WHAT TO PRODUCE:
Pull out every line with the word "Titanic" from the entries below.

Records excerpted from a collection:
-.-.-

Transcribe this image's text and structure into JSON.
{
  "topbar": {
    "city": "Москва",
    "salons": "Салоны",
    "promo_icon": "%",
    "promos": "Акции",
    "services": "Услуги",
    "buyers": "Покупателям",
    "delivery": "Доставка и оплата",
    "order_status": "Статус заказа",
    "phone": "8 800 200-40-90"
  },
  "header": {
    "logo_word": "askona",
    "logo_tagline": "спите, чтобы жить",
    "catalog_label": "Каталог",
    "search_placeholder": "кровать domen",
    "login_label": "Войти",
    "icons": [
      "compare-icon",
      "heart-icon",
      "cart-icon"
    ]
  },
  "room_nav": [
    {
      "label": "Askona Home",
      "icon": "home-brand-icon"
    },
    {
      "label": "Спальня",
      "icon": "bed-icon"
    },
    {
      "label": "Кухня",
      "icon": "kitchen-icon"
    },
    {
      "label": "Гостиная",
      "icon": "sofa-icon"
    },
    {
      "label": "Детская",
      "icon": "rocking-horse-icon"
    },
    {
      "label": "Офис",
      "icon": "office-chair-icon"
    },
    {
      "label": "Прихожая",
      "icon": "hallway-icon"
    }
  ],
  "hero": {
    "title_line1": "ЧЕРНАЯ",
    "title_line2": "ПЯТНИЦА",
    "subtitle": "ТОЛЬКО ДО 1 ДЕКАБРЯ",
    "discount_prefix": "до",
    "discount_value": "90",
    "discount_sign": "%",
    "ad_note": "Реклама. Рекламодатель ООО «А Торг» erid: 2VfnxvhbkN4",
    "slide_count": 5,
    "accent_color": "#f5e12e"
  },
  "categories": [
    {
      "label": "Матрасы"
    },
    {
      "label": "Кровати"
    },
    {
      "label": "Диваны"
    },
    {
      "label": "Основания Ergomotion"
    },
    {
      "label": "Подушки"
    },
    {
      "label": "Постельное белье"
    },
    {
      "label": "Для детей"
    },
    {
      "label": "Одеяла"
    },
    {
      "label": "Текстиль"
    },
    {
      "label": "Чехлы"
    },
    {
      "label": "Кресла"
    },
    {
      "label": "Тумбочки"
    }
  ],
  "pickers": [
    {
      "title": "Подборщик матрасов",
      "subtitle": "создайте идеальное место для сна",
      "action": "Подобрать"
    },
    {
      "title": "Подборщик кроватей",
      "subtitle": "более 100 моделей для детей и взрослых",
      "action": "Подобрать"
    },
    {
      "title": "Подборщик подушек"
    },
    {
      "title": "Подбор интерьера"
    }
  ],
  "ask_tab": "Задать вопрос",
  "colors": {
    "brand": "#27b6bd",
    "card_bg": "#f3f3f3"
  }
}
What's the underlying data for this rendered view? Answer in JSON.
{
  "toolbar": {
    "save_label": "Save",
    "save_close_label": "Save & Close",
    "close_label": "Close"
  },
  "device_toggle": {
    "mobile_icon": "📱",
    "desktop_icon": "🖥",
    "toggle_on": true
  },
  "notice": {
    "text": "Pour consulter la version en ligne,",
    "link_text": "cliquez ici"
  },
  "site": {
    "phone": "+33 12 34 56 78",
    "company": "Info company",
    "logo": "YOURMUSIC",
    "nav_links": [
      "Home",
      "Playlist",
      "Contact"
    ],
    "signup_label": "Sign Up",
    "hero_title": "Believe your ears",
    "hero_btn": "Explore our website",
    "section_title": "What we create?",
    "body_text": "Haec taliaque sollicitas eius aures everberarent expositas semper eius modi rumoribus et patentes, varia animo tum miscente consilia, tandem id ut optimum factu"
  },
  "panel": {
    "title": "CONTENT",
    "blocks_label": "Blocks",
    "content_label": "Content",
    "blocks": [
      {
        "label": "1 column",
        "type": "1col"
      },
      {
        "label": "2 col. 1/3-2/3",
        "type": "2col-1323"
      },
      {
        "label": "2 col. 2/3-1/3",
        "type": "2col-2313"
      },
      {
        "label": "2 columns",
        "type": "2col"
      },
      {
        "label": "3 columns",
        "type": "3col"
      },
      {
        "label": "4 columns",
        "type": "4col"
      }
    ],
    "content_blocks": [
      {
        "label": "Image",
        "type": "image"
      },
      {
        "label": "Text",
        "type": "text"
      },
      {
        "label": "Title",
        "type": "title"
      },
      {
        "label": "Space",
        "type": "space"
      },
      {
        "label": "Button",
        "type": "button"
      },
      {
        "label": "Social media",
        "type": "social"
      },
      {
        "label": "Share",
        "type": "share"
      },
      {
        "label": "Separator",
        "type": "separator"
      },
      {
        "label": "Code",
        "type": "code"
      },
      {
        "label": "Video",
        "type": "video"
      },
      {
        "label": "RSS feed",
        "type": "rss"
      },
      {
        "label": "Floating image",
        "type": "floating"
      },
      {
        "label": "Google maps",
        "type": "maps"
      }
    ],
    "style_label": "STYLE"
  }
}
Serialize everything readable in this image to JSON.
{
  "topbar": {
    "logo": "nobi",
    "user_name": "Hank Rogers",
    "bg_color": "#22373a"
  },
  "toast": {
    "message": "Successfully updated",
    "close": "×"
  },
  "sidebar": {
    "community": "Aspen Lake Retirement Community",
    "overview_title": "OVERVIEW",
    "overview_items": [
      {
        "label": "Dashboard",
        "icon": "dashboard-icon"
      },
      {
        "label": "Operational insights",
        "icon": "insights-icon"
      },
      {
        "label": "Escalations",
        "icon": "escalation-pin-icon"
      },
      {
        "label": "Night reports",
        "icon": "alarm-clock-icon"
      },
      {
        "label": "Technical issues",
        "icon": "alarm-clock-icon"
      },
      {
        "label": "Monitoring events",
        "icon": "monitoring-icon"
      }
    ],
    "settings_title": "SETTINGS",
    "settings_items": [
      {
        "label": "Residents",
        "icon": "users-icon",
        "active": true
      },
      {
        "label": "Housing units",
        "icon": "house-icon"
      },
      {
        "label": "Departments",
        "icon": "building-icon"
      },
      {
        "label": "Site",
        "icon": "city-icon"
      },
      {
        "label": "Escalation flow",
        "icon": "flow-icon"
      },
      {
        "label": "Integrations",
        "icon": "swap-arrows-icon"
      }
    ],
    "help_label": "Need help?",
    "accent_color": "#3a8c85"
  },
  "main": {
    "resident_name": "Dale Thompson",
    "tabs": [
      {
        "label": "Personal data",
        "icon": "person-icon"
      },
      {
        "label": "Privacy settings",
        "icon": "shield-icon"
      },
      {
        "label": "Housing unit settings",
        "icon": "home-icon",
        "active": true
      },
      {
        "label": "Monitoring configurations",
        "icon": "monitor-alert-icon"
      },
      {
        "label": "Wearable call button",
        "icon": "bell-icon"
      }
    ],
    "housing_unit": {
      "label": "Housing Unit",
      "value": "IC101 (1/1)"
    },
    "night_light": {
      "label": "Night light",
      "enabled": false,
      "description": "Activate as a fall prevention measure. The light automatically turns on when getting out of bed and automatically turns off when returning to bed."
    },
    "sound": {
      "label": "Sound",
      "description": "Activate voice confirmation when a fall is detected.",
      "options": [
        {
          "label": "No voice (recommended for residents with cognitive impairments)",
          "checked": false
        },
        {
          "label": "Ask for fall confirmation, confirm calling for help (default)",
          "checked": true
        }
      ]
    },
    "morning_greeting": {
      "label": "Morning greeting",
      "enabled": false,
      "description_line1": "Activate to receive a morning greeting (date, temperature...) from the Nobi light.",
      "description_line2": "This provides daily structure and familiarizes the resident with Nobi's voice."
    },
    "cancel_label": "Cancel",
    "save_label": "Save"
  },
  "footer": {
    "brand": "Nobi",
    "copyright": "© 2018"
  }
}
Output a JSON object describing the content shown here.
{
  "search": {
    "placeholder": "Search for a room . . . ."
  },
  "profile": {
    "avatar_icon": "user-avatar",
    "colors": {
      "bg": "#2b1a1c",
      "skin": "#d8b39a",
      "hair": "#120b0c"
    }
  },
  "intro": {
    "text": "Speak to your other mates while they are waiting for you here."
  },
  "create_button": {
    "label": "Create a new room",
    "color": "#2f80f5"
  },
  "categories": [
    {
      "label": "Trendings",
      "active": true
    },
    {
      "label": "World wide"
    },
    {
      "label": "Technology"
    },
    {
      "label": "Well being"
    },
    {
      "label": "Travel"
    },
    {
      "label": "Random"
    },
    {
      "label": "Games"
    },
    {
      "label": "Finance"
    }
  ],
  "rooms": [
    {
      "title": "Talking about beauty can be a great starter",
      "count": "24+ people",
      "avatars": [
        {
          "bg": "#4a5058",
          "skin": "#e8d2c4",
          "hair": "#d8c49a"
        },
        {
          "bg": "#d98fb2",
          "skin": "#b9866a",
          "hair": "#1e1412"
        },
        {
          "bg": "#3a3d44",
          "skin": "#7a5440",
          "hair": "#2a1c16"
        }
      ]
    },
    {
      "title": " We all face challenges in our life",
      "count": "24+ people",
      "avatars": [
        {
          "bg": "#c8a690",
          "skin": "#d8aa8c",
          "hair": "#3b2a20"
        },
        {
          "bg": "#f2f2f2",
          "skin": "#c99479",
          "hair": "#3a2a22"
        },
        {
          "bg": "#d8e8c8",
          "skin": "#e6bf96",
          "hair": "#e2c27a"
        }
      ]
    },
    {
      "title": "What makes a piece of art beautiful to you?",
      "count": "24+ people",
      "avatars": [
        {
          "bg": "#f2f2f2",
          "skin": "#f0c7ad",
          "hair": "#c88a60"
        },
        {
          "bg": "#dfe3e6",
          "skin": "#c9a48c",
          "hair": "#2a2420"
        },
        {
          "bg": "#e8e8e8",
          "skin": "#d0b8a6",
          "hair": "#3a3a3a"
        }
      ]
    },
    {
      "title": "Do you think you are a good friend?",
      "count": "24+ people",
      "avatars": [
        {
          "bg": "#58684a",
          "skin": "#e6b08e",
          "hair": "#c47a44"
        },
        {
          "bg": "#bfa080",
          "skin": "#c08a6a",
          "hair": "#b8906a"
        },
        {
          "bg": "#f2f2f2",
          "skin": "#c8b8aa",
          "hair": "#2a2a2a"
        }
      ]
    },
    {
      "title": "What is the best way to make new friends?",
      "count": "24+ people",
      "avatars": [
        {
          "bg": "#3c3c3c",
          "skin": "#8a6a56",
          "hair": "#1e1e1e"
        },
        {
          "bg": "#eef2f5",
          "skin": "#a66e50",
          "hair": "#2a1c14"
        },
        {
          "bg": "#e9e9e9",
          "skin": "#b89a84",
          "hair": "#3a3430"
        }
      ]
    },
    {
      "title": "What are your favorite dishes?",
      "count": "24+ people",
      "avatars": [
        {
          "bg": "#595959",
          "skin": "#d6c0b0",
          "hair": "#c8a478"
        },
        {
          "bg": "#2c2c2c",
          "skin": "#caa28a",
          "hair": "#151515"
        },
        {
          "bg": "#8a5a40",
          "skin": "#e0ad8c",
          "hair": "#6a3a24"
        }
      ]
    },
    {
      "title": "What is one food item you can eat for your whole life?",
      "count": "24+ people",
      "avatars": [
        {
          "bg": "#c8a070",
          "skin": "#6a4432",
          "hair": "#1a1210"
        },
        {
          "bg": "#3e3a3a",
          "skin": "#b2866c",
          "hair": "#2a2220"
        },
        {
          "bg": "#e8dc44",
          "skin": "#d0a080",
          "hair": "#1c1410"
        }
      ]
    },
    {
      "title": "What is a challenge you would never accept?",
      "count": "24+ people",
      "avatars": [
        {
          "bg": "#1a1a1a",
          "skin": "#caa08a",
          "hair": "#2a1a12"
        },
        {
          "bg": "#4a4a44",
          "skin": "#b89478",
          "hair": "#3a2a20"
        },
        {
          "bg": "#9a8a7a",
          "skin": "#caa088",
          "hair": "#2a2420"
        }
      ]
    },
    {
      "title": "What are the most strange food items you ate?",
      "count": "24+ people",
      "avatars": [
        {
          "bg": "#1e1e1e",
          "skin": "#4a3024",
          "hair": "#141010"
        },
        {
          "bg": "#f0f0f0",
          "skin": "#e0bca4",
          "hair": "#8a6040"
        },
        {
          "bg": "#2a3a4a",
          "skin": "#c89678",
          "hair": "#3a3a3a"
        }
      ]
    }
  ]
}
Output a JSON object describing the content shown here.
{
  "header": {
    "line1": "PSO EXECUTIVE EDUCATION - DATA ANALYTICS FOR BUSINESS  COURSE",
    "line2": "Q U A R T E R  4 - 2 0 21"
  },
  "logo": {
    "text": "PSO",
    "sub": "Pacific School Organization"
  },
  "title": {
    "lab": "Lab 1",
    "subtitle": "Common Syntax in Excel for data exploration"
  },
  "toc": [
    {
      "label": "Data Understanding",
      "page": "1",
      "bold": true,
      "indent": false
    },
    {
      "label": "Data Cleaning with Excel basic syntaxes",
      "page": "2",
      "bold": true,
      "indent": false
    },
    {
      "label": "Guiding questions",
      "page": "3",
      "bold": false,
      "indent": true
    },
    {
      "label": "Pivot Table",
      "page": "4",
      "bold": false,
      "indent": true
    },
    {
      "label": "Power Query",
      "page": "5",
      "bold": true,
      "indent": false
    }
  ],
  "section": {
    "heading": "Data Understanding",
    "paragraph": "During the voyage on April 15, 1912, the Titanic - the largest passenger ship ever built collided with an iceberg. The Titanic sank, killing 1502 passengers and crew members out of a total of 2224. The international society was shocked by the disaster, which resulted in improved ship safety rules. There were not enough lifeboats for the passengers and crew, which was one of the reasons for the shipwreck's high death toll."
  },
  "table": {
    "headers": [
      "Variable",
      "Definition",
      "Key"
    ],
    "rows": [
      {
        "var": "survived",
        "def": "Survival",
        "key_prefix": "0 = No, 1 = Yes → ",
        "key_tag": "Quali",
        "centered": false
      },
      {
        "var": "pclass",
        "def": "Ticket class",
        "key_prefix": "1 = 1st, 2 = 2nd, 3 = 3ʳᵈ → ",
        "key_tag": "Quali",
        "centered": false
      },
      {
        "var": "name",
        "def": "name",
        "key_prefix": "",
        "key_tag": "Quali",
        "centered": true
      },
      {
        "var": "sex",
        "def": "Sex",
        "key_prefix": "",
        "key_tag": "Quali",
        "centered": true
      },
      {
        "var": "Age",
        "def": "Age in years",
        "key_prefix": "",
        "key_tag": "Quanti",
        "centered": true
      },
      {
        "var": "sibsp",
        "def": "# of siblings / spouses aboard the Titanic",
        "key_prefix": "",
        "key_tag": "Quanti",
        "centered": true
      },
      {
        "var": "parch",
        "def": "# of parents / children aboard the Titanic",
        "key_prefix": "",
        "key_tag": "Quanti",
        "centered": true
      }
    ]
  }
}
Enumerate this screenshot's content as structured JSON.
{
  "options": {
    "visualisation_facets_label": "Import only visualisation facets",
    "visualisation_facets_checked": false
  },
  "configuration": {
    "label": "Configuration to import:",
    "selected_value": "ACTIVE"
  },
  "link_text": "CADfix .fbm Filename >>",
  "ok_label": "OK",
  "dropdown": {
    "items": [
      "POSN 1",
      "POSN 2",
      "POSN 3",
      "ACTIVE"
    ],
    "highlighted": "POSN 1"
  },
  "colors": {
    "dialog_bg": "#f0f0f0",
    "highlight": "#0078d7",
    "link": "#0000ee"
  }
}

-.-.-

PROBLEM SOLUTION:
    "paragraph": "During the voyage on April 15, 1912, the Titanic - the largest passenger ship ever built collided with an iceberg. The Titanic sank, killing 1502 passengers and crew members out of a total of 2224. The international society was shocked by the disaster, which resulted in improved ship safety rules. There were not enough lifeboats for the passengers and crew, which was one of the reasons for the shipwreck's high death toll."
        "def": "# of siblings / spouses aboard the Titanic",
        "def": "# of parents / children aboard the Titanic",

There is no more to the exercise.